Pick out each line with the word "must" from the material that follows.

_ _ _ _ _ _ _

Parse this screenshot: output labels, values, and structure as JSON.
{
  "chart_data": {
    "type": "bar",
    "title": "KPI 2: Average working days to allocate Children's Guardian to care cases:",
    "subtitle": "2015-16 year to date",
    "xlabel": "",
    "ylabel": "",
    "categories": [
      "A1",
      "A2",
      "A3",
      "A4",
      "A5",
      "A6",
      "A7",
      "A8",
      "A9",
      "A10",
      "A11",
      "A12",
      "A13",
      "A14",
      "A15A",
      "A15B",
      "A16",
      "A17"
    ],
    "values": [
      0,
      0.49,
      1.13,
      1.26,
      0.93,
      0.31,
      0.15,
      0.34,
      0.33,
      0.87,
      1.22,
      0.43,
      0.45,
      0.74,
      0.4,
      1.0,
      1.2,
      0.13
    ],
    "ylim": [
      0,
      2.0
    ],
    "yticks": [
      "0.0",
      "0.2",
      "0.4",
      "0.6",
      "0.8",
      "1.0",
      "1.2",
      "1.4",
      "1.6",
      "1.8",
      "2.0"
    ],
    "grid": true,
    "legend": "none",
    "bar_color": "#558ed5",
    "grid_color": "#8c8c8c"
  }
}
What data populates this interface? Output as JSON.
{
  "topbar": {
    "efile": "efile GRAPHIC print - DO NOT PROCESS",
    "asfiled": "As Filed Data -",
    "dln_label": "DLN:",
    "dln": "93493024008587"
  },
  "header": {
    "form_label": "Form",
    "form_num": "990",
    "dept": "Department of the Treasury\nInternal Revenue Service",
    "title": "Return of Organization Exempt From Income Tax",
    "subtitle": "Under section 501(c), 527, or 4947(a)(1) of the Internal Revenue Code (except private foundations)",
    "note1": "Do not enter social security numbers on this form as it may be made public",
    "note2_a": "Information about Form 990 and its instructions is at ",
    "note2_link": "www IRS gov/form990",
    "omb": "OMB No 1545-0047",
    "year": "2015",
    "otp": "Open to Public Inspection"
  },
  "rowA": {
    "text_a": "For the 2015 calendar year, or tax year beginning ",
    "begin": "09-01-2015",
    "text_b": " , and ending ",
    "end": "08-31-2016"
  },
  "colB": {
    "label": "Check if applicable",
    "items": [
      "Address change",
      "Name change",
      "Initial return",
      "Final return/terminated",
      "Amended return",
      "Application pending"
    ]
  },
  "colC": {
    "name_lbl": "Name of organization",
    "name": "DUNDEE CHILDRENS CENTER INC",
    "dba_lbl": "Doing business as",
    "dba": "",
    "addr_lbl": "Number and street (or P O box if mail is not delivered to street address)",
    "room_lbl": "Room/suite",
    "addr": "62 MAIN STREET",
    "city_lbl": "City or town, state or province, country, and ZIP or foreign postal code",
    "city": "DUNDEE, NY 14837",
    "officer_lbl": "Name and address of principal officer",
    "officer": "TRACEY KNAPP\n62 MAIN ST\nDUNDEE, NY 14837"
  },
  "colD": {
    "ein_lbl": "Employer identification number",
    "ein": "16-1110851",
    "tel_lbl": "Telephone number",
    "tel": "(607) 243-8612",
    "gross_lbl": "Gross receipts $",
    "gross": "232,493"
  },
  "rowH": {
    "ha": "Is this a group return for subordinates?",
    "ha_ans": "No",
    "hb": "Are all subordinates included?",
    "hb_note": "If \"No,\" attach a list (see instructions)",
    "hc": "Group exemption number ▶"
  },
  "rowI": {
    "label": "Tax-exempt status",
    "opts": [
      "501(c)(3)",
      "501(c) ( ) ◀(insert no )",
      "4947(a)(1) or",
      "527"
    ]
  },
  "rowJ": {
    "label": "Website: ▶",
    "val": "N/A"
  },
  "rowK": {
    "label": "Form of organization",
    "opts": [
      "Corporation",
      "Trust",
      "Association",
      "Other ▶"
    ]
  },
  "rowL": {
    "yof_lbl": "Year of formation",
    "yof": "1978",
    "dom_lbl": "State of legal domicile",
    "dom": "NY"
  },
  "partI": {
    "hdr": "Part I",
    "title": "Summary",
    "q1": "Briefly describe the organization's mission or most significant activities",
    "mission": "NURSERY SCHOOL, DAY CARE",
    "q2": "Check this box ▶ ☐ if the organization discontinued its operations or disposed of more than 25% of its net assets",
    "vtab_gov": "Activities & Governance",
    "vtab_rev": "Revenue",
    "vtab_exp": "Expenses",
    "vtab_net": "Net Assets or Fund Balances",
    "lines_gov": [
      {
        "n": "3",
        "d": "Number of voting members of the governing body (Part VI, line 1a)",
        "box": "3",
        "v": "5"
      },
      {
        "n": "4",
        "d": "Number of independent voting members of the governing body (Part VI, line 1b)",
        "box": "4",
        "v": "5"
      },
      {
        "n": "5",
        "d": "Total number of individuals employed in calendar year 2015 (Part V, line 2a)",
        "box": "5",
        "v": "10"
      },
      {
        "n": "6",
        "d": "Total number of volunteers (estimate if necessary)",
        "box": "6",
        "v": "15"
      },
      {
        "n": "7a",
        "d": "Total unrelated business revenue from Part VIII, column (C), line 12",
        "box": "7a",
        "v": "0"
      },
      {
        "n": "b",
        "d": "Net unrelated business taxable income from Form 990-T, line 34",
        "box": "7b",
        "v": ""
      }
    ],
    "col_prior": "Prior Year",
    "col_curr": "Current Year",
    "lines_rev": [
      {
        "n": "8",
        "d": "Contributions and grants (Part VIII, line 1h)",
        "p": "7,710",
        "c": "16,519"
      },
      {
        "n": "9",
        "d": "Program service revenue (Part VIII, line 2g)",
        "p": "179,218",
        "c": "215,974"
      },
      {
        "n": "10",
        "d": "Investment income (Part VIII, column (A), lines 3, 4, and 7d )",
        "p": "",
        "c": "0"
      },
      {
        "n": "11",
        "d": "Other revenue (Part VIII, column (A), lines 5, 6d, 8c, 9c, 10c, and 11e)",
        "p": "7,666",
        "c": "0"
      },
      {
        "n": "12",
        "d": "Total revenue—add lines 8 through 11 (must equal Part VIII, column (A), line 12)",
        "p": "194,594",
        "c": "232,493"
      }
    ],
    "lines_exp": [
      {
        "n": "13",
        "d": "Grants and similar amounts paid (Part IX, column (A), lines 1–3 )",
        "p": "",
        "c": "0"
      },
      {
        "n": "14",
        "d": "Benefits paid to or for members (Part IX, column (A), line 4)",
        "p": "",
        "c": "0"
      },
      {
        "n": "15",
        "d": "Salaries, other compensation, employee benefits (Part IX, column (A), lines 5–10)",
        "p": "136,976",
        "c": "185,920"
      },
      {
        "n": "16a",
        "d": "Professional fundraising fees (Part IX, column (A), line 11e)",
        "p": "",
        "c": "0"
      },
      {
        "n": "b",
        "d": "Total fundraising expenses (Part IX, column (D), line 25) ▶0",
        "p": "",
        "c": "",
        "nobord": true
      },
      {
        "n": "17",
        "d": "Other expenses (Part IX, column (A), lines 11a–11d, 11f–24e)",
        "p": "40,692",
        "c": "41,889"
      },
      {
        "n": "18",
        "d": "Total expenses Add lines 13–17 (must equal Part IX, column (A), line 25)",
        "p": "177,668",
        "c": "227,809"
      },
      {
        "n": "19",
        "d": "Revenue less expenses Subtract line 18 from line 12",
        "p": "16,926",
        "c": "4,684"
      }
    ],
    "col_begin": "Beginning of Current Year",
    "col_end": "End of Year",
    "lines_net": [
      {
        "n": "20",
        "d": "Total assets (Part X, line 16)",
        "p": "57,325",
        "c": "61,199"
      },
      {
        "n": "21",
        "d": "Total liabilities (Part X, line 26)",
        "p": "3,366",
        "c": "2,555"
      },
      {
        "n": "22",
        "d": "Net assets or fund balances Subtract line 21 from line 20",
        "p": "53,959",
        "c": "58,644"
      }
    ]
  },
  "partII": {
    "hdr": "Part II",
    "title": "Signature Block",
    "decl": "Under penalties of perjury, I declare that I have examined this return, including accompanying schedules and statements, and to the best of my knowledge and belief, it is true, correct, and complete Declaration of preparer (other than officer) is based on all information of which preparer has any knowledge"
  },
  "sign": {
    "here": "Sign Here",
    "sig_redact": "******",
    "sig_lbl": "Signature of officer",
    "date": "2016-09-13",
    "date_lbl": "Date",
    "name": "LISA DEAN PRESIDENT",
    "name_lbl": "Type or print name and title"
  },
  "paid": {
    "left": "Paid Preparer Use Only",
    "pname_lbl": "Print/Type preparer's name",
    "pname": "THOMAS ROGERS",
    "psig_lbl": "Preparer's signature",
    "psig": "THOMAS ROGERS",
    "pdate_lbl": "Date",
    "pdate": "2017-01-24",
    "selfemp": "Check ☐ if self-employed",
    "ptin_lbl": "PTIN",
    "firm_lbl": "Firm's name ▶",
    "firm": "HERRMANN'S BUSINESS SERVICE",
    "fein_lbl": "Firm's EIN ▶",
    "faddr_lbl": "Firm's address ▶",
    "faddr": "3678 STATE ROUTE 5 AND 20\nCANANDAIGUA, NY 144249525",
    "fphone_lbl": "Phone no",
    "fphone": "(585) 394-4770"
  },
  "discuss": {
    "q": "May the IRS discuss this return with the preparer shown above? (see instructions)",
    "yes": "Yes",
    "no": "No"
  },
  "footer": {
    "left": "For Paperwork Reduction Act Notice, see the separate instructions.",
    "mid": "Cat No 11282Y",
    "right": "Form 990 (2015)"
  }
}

_ _ _ _ _ _ _

* [Worked solution]:
        "d": "Total revenue—add lines 8 through 11 (must equal Part VIII, column (A), line 12)",
        "d": "Total expenses Add lines 13–17 (must equal Part IX, column (A), line 25)",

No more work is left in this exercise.